— Start —
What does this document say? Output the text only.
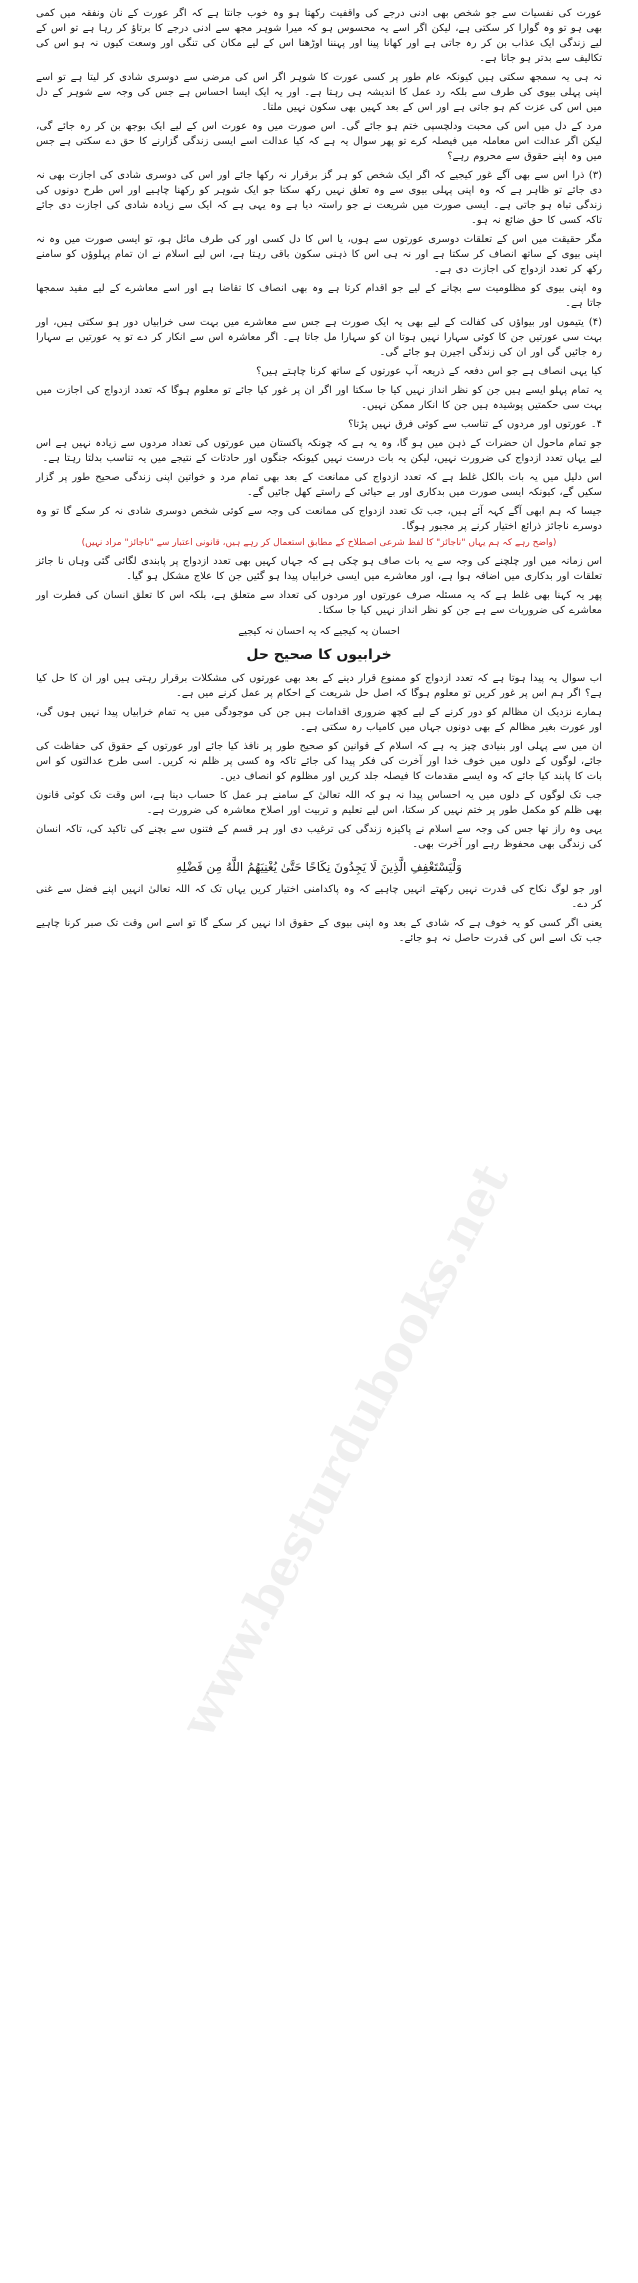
عورت کی نفسیات سے جو شخص بھی ادنی درجے کی واقفیت رکھتا ہو وہ خوب جانتا ہے کہ اگر عورت کے نان ونفقہ میں کمی بھی ہو تو وہ گوارا کر سکتی ہے، لیکن اگر اسے یہ محسوس ہو کہ میرا شوہر مجھ سے ادنی درجے کا برتاؤ کر رہا ہے تو اس کے لیے زندگی ایک عذاب بن کر رہ جاتی ہے اور کھانا پینا اور پہننا اوڑھنا اس کے لیے مکان کی تنگی اور وسعت کیوں نہ ہو اس کی تکالیف سے بدتر ہو جاتا ہے۔

نہ ہی یہ سمجھ سکتی ہیں کیونکہ عام طور پر کسی عورت کا شوہر اگر اس کی مرضی سے دوسری شادی کر لیتا ہے تو اسے اپنی پہلی بیوی کی طرف سے بلکہ رد عمل کا اندیشہ ہی رہتا ہے۔ اور یہ ایک ایسا احساس ہے جس کی وجہ سے شوہر کے دل میں اس کی عزت کم ہو جاتی ہے اور اس کے بعد کہیں بھی سکون نہیں ملتا۔

مرد کے دل میں اس کی محبت ودلچسپی ختم ہو جائے گی۔ اس صورت میں وہ عورت اس کے لیے ایک بوجھ بن کر رہ جائے گی، لیکن اگر عدالت اس معاملہ میں فیصلہ کرے تو پھر سوال یہ ہے کہ کیا عدالت اسے ایسی زندگی گزارنے کا حق دے سکتی ہے جس میں وہ اپنے حقوق سے محروم رہے؟

(۳) ذرا اس سے بھی آگے غور کیجیے کہ اگر ایک شخص کو ہر گز برقرار نہ رکھا جائے اور اس کی دوسری شادی کی اجازت بھی نہ دی جائے تو ظاہر ہے کہ وہ اپنی پہلی بیوی سے وہ تعلق نہیں رکھ سکتا جو ایک شوہر کو رکھنا چاہیے اور اس طرح دونوں کی زندگی تباہ ہو جاتی ہے۔ ایسی صورت میں شریعت نے جو راستہ دیا ہے وہ یہی ہے کہ ایک سے زیادہ شادی کی اجازت دی جائے تاکہ کسی کا حق ضائع نہ ہو۔

مگر حقیقت میں اس کے تعلقات دوسری عورتوں سے ہوں، یا اس کا دل کسی اور کی طرف مائل ہو، تو ایسی صورت میں وہ نہ اپنی بیوی کے ساتھ انصاف کر سکتا ہے اور نہ ہی اس کا ذہنی سکون باقی رہتا ہے، اس لیے اسلام نے ان تمام پہلوؤں کو سامنے رکھ کر تعدد ازدواج کی اجازت دی ہے۔

وہ اپنی بیوی کو مظلومیت سے بچانے کے لیے جو اقدام کرتا ہے وہ بھی انصاف کا تقاضا ہے اور اسے معاشرے کے لیے مفید سمجھا جاتا ہے۔

(۴) یتیموں اور بیواؤں کی کفالت کے لیے بھی یہ ایک صورت ہے جس سے معاشرے میں بہت سی خرابیاں دور ہو سکتی ہیں، اور بہت سی عورتیں جن کا کوئی سہارا نہیں ہوتا ان کو سہارا مل جاتا ہے۔ اگر معاشرہ اس سے انکار کر دے تو یہ عورتیں بے سہارا رہ جائیں گی اور ان کی زندگی اجیرن ہو جائے گی۔

کیا یہی انصاف ہے جو اس دفعہ کے ذریعہ آپ عورتوں کے ساتھ کرنا چاہتے ہیں؟

یہ تمام پہلو ایسے ہیں جن کو نظر انداز نہیں کیا جا سکتا اور اگر ان پر غور کیا جائے تو معلوم ہوگا کہ تعدد ازدواج کی اجازت میں بہت سی حکمتیں پوشیدہ ہیں جن کا انکار ممکن نہیں۔

۴۔ عورتوں اور مردوں کے تناسب سے کوئی فرق نہیں پڑتا؟

جو تمام ماحول ان حضرات کے ذہن میں ہو گا، وہ یہ ہے کہ چونکہ پاکستان میں عورتوں کی تعداد مردوں سے زیادہ نہیں ہے اس لیے یہاں تعدد ازدواج کی ضرورت نہیں، لیکن یہ بات درست نہیں کیونکہ جنگوں اور حادثات کے نتیجے میں یہ تناسب بدلتا رہتا ہے۔

اس دلیل میں یہ بات بالکل غلط ہے کہ تعدد ازدواج کی ممانعت کے بعد بھی تمام مرد و خواتین اپنی زندگی صحیح طور پر گزار سکیں گے، کیونکہ ایسی صورت میں بدکاری اور بے حیائی کے راستے کھل جائیں گے۔

جیسا کہ ہم ابھی آگے کہہ آئے ہیں، جب تک تعدد ازدواج کی ممانعت کی وجہ سے کوئی شخص دوسری شادی نہ کر سکے گا تو وہ دوسرے ناجائز ذرائع اختیار کرنے پر مجبور ہوگا۔

(واضح رہے کہ ہم یہاں "ناجائز" کا لفظ شرعی اصطلاح کے مطابق استعمال کر رہے ہیں، قانونی اعتبار سے "ناجائز" مراد نہیں)

اس زمانہ میں اور چلچنے کی وجہ سے یہ بات صاف ہو چکی ہے کہ جہاں کہیں بھی تعدد ازدواج پر پابندی لگائی گئی وہاں نا جائز تعلقات اور بدکاری میں اضافہ ہوا ہے، اور معاشرے میں ایسی خرابیاں پیدا ہو گئیں جن کا علاج مشکل ہو گیا۔

پھر یہ کہنا بھی غلط ہے کہ یہ مسئلہ صرف عورتوں اور مردوں کی تعداد سے متعلق ہے، بلکہ اس کا تعلق انسان کی فطرت اور معاشرے کی ضروریات سے ہے جن کو نظر انداز نہیں کیا جا سکتا۔

احسان یہ کیجیے کہ یہ احسان نہ کیجیے

خرابیوں کا صحیح حل

اب سوال یہ پیدا ہوتا ہے کہ تعدد ازدواج کو ممنوع قرار دینے کے بعد بھی عورتوں کی مشکلات برقرار رہتی ہیں اور ان کا حل کیا ہے؟ اگر ہم اس پر غور کریں تو معلوم ہوگا کہ اصل حل شریعت کے احکام پر عمل کرنے میں ہے۔

ہمارے نزدیک ان مظالم کو دور کرنے کے لیے کچھ ضروری اقدامات ہیں جن کی موجودگی میں یہ تمام خرابیاں پیدا نہیں ہوں گی، اور عورت بغیر مظالم کے بھی دونوں جہاں میں کامیاب رہ سکتی ہے۔

ان میں سے پہلی اور بنیادی چیز یہ ہے کہ اسلام کے قوانین کو صحیح طور پر نافذ کیا جائے اور عورتوں کے حقوق کی حفاظت کی جائے، لوگوں کے دلوں میں خوف خدا اور آخرت کی فکر پیدا کی جائے تاکہ وہ کسی پر ظلم نہ کریں۔ اسی طرح عدالتوں کو اس بات کا پابند کیا جائے کہ وہ ایسے مقدمات کا فیصلہ جلد کریں اور مظلوم کو انصاف دیں۔

جب تک لوگوں کے دلوں میں یہ احساس پیدا نہ ہو کہ اللہ تعالیٰ کے سامنے ہر عمل کا حساب دینا ہے، اس وقت تک کوئی قانون بھی ظلم کو مکمل طور پر ختم نہیں کر سکتا، اس لیے تعلیم و تربیت اور اصلاح معاشرہ کی ضرورت ہے۔

یہی وہ راز تھا جس کی وجہ سے اسلام نے پاکیزہ زندگی کی ترغیب دی اور ہر قسم کے فتنوں سے بچنے کی تاکید کی، تاکہ انسان کی زندگی بھی محفوظ رہے اور آخرت بھی۔

وَلْيَسْتَعْفِفِ الَّذِينَ لَا يَجِدُونَ نِكَاحًا حَتَّىٰ يُغْنِيَهُمُ اللَّهُ مِن فَضْلِهِ

اور جو لوگ نکاح کی قدرت نہیں رکھتے انہیں چاہیے کہ وہ پاکدامنی اختیار کریں یہاں تک کہ اللہ تعالیٰ انہیں اپنے فضل سے غنی کر دے۔

یعنی اگر کسی کو یہ خوف ہے کہ شادی کے بعد وہ اپنی بیوی کے حقوق ادا نہیں کر سکے گا تو اسے اس وقت تک صبر کرنا چاہیے جب تک اسے اس کی قدرت حاصل نہ ہو جائے۔

www.besturdubooks.net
— End —
» Task requirements
Only a number is wanted: how many lines of the material include the word "بلکہ".

» Task output
2